**DIRECTIONS FOR THIS TASK**
State how many lines of the listing below include the word "implied". Give only the number.

**EXTRACTED MATERIAL**
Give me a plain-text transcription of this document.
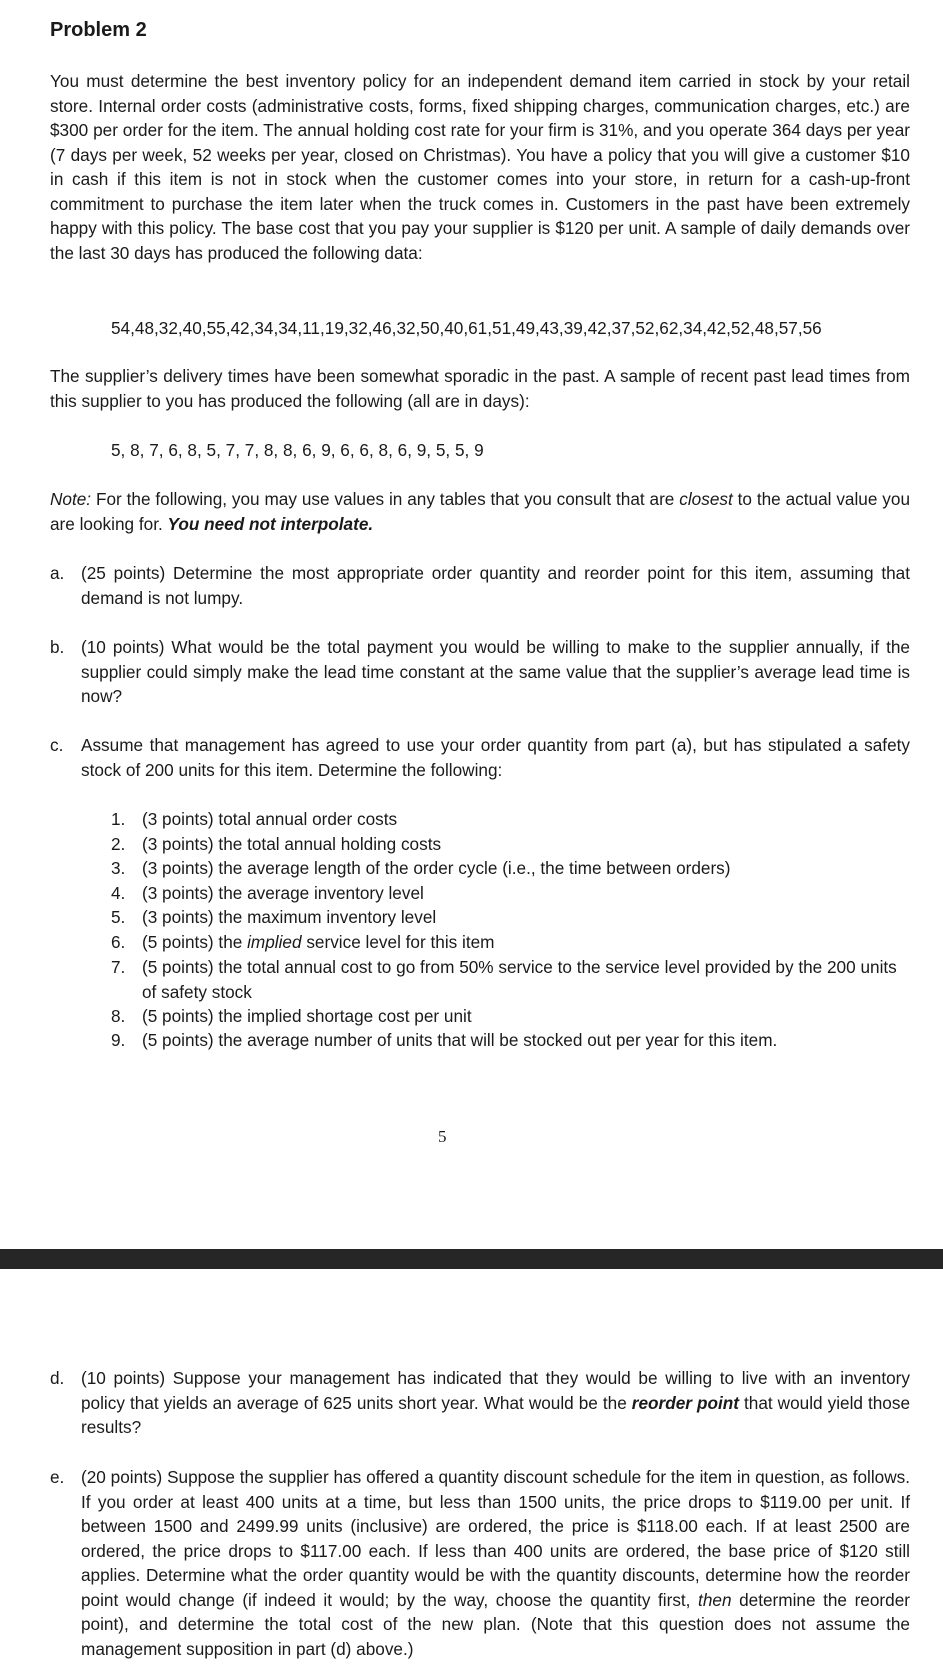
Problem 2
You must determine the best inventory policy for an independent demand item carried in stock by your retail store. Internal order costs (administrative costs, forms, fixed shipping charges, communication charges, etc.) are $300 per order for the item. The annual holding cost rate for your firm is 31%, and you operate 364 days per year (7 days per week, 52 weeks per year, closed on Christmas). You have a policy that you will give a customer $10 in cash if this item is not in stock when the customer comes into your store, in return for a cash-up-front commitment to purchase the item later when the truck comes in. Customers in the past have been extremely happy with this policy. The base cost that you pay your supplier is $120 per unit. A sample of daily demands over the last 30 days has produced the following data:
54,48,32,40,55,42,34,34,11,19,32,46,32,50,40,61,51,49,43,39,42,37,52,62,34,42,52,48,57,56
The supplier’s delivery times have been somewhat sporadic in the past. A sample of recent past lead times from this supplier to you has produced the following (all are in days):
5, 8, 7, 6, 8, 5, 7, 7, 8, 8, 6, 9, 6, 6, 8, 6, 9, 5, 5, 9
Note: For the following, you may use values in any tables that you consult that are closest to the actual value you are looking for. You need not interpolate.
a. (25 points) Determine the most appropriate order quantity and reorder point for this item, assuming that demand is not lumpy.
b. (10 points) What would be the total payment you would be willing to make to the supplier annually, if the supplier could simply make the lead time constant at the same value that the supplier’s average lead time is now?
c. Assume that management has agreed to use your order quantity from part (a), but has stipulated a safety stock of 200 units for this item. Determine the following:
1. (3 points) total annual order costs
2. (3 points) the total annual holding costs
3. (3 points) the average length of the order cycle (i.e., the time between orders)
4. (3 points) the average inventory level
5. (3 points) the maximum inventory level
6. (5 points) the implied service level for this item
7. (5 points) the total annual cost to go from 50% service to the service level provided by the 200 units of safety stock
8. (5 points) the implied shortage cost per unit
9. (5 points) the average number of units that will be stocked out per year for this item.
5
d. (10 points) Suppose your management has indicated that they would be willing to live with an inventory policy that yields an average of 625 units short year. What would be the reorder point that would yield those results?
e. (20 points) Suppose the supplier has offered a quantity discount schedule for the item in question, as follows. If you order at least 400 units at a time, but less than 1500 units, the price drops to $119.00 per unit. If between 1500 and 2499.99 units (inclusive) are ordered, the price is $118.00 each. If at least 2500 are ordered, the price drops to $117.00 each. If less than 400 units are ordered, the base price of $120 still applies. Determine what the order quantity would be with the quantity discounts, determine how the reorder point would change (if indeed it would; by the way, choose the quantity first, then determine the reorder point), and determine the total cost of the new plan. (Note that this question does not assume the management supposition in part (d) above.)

**RESULT**
2